--- Start of Data for this exercise ---

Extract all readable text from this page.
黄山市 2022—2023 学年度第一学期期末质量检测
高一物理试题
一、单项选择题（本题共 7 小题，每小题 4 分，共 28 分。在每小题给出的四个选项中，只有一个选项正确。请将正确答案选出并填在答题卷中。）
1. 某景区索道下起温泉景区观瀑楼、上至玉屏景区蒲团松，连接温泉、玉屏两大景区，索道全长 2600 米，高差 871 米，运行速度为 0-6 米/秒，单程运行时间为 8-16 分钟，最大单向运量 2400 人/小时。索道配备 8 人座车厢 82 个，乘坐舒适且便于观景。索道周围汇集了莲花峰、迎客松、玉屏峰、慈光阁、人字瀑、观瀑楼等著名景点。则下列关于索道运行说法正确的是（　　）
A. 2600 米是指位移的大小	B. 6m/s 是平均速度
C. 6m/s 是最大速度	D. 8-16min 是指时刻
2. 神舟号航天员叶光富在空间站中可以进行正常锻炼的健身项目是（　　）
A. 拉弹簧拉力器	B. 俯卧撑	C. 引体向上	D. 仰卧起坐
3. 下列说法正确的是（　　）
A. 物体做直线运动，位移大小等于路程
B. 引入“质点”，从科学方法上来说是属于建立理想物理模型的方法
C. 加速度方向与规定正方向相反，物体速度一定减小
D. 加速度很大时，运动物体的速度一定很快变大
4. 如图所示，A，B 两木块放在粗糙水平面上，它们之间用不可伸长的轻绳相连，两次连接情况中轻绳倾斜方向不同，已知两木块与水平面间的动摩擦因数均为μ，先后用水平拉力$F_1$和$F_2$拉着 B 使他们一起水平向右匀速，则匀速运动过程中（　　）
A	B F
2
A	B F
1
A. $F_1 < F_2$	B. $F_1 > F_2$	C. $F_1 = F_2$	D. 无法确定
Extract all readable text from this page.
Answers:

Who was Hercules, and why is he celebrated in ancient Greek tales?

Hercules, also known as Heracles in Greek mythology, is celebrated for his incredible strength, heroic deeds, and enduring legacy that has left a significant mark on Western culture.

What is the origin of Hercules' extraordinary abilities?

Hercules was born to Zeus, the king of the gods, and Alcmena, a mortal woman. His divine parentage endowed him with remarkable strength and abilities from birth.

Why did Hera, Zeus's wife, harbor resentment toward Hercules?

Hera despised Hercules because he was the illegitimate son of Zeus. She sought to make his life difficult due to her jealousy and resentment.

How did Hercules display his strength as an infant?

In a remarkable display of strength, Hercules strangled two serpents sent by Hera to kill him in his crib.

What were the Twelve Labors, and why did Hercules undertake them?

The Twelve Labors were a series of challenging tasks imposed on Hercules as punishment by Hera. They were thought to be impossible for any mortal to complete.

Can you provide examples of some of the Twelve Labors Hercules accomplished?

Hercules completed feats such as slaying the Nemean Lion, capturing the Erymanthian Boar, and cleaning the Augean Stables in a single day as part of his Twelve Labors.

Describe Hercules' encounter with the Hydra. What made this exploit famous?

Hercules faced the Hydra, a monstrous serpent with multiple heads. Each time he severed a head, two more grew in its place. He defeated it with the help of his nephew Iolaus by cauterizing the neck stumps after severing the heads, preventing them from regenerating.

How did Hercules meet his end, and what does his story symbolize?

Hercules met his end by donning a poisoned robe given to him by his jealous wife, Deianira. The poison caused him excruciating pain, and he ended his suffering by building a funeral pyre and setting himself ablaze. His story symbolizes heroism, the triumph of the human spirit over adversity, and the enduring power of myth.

--- End of Data for this exercise ---
--- Start of Data for this exercise ---

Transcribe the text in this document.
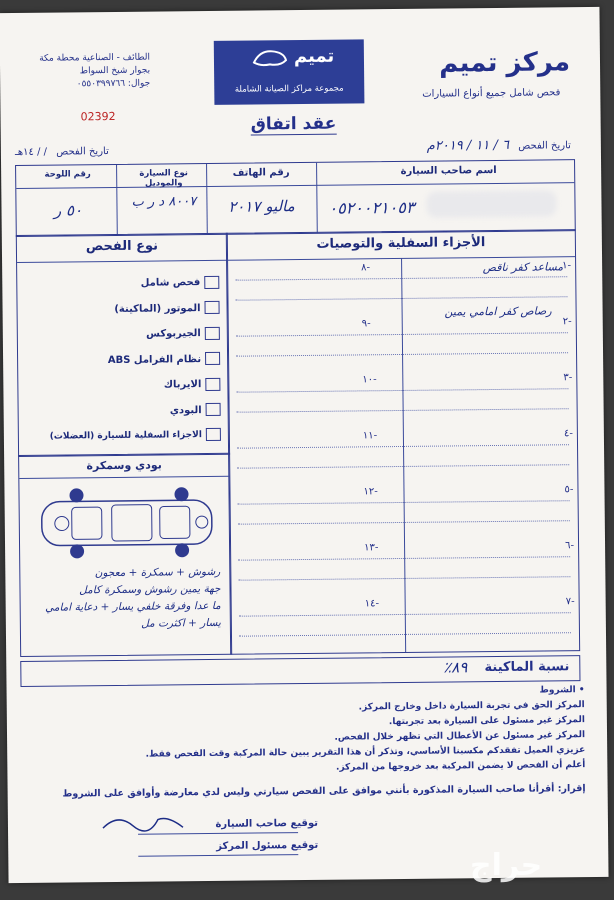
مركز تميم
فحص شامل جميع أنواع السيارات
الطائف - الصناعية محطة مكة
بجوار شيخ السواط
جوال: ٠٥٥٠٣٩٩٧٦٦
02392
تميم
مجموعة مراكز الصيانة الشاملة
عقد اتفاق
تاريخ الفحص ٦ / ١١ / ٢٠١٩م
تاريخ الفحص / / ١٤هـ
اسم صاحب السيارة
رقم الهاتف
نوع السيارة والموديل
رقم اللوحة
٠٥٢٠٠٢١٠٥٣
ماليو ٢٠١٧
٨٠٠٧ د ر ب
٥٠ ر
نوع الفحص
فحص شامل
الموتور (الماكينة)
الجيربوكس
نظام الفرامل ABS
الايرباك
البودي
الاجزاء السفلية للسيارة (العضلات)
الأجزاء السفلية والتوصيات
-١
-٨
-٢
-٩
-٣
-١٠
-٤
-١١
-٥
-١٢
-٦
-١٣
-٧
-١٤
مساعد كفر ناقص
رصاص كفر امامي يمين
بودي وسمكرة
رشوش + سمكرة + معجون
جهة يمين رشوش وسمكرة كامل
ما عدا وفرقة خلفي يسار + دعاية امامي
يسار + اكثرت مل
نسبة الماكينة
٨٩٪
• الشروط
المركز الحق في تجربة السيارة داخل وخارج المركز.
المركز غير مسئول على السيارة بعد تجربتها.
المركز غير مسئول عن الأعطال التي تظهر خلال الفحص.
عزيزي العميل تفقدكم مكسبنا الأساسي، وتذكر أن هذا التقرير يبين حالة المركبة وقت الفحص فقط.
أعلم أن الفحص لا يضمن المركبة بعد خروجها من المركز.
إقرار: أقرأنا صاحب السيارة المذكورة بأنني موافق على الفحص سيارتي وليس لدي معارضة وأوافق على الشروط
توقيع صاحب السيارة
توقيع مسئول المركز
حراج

--- End of Data for this exercise ---

__Problem description__:
Find the lines above that contain the word "Zeus" and collect them.

__Solution__:
Hercules was born to Zeus, the king of the gods, and Alcmena, a mortal woman. His divine parentage endowed him with remarkable strength and abilities from birth.
Why did Hera, Zeus's wife, harbor resentment toward Hercules?
Hera despised Hercules because he was the illegitimate son of Zeus. She sought to make his life difficult due to her jealousy and resentment.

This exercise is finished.